Set task
Here are some records; quote them exactly, leaving out the pictures.

Source data
────────────────

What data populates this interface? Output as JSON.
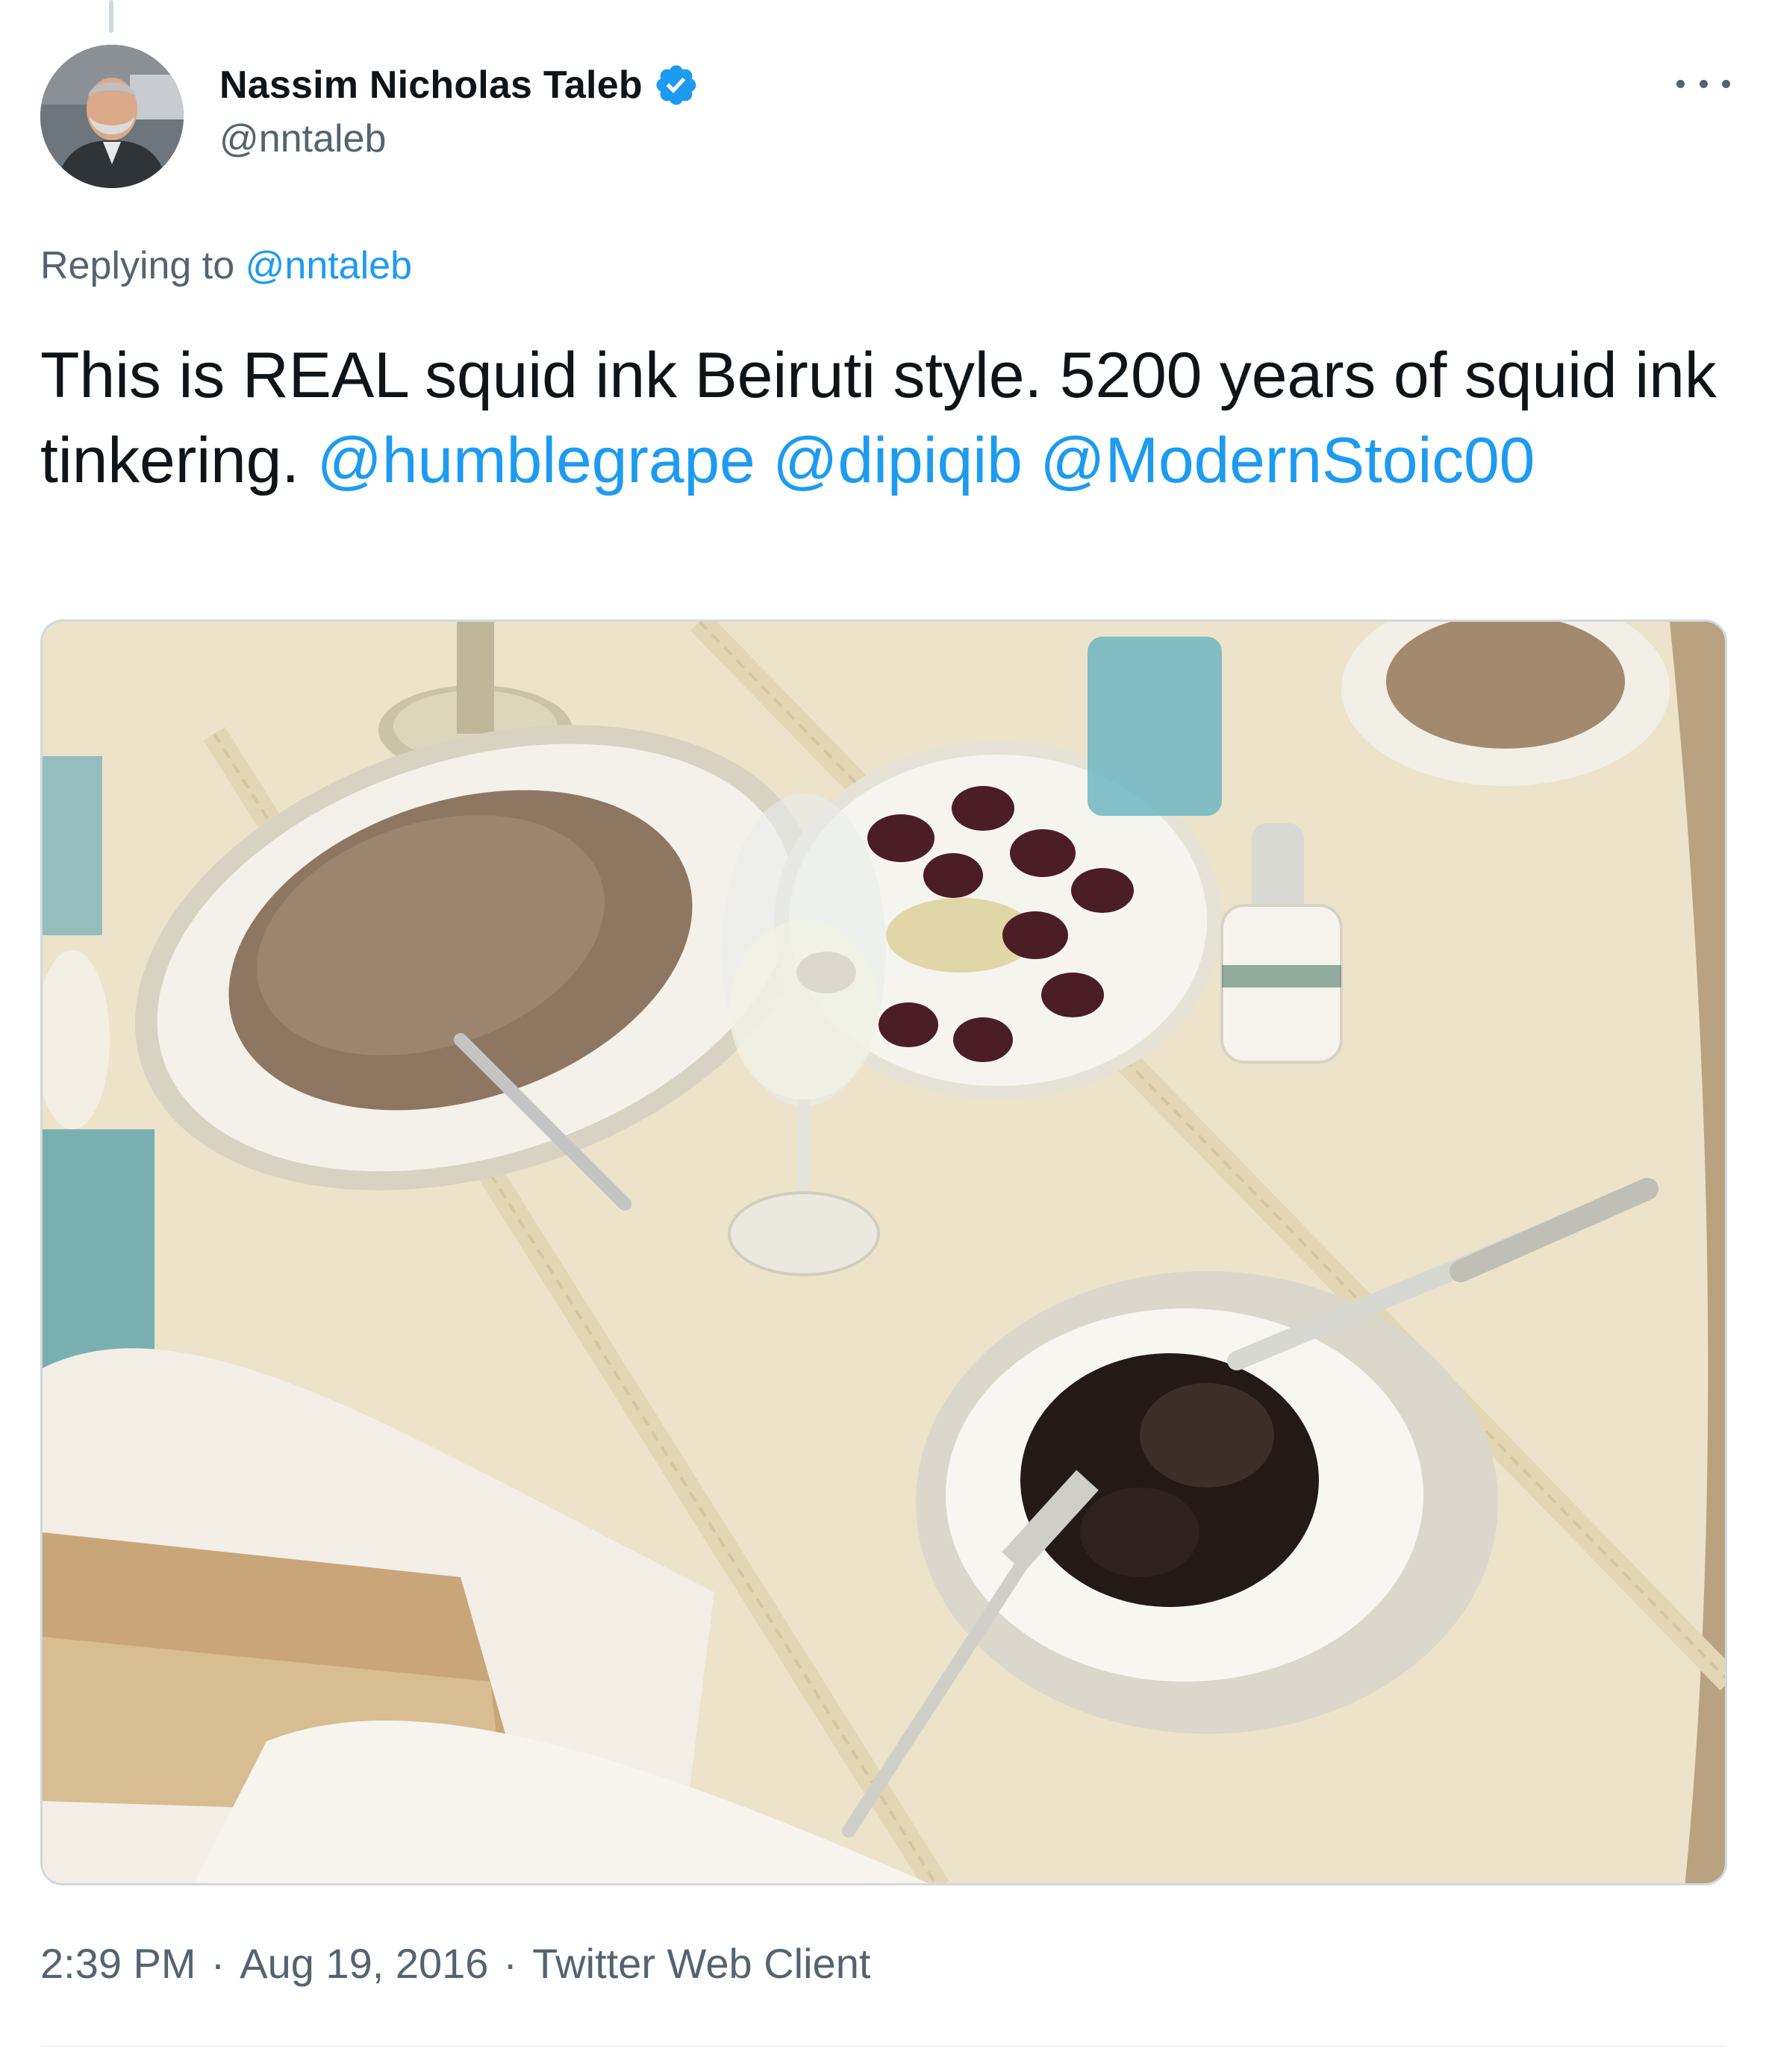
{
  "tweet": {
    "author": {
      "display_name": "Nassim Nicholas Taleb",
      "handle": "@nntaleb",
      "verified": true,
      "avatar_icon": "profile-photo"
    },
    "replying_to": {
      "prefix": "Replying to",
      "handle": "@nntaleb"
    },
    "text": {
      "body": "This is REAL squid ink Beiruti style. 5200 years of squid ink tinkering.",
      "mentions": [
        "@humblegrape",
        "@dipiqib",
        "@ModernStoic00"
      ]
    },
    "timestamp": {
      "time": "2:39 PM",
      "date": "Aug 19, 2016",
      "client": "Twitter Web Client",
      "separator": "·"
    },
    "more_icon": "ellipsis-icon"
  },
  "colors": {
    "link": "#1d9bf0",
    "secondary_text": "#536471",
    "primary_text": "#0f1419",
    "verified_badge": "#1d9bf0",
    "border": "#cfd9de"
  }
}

────────────────

Task result
What data populates this interface? Output as JSON.
{
  "tweet": {
    "author": {
      "display_name": "Nassim Nicholas Taleb",
      "handle": "@nntaleb",
      "verified": true,
      "avatar_icon": "profile-photo"
    },
    "replying_to": {
      "prefix": "Replying to",
      "handle": "@nntaleb"
    },
    "text": {
      "body": "This is REAL squid ink Beiruti style. 5200 years of squid ink tinkering.",
      "mentions": [
        "@humblegrape",
        "@dipiqib",
        "@ModernStoic00"
      ]
    },
    "timestamp": {
      "time": "2:39 PM",
      "date": "Aug 19, 2016",
      "client": "Twitter Web Client",
      "separator": "·"
    },
    "more_icon": "ellipsis-icon"
  },
  "colors": {
    "link": "#1d9bf0",
    "secondary_text": "#536471",
    "primary_text": "#0f1419",
    "verified_badge": "#1d9bf0",
    "border": "#cfd9de"
  }
}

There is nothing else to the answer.